* What to work on *
Retype each record below word for word. Leave the pictures out.

* Input *
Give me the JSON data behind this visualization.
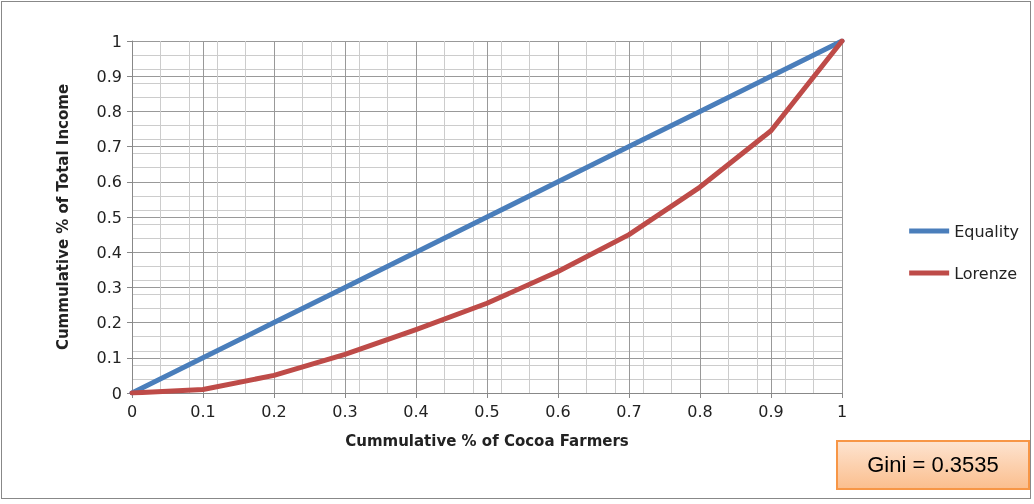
{
  "chart_data": {
    "type": "line",
    "xlabel": "Cummulative % of Cocoa Farmers",
    "ylabel": "Cummulative % of Total Income",
    "x": [
      0,
      0.1,
      0.2,
      0.3,
      0.4,
      0.5,
      0.6,
      0.7,
      0.8,
      0.9,
      1
    ],
    "series": [
      {
        "name": "Equality",
        "color": "#4a7ebb",
        "values": [
          0,
          0.1,
          0.2,
          0.3,
          0.4,
          0.5,
          0.6,
          0.7,
          0.8,
          0.9,
          1
        ]
      },
      {
        "name": "Lorenze",
        "color": "#be4b48",
        "values": [
          0,
          0.01,
          0.05,
          0.11,
          0.18,
          0.255,
          0.345,
          0.45,
          0.585,
          0.745,
          1
        ]
      }
    ],
    "xlim": [
      0,
      1
    ],
    "xticks": [
      0,
      0.1,
      0.2,
      0.3,
      0.4,
      0.5,
      0.6,
      0.7,
      0.8,
      0.9,
      1
    ],
    "ylim": [
      0,
      1
    ],
    "yticks": [
      0,
      0.1,
      0.2,
      0.3,
      0.4,
      0.5,
      0.6,
      0.7,
      0.8,
      0.9,
      1
    ],
    "grid": true,
    "legend": "right",
    "marker": "none",
    "line_style": "solid",
    "annotations": [
      "Gini = 0.3535"
    ]
  }
}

* Expected answer *
Give me the JSON data behind this visualization.
{
  "chart_data": {
    "type": "line",
    "xlabel": "Cummulative % of Cocoa Farmers",
    "ylabel": "Cummulative % of Total Income",
    "x": [
      0,
      0.1,
      0.2,
      0.3,
      0.4,
      0.5,
      0.6,
      0.7,
      0.8,
      0.9,
      1
    ],
    "series": [
      {
        "name": "Equality",
        "color": "#4a7ebb",
        "values": [
          0,
          0.1,
          0.2,
          0.3,
          0.4,
          0.5,
          0.6,
          0.7,
          0.8,
          0.9,
          1
        ]
      },
      {
        "name": "Lorenze",
        "color": "#be4b48",
        "values": [
          0,
          0.01,
          0.05,
          0.11,
          0.18,
          0.255,
          0.345,
          0.45,
          0.585,
          0.745,
          1
        ]
      }
    ],
    "xlim": [
      0,
      1
    ],
    "xticks": [
      0,
      0.1,
      0.2,
      0.3,
      0.4,
      0.5,
      0.6,
      0.7,
      0.8,
      0.9,
      1
    ],
    "ylim": [
      0,
      1
    ],
    "yticks": [
      0,
      0.1,
      0.2,
      0.3,
      0.4,
      0.5,
      0.6,
      0.7,
      0.8,
      0.9,
      1
    ],
    "grid": true,
    "legend": "right",
    "marker": "none",
    "line_style": "solid",
    "annotations": [
      "Gini = 0.3535"
    ]
  }
}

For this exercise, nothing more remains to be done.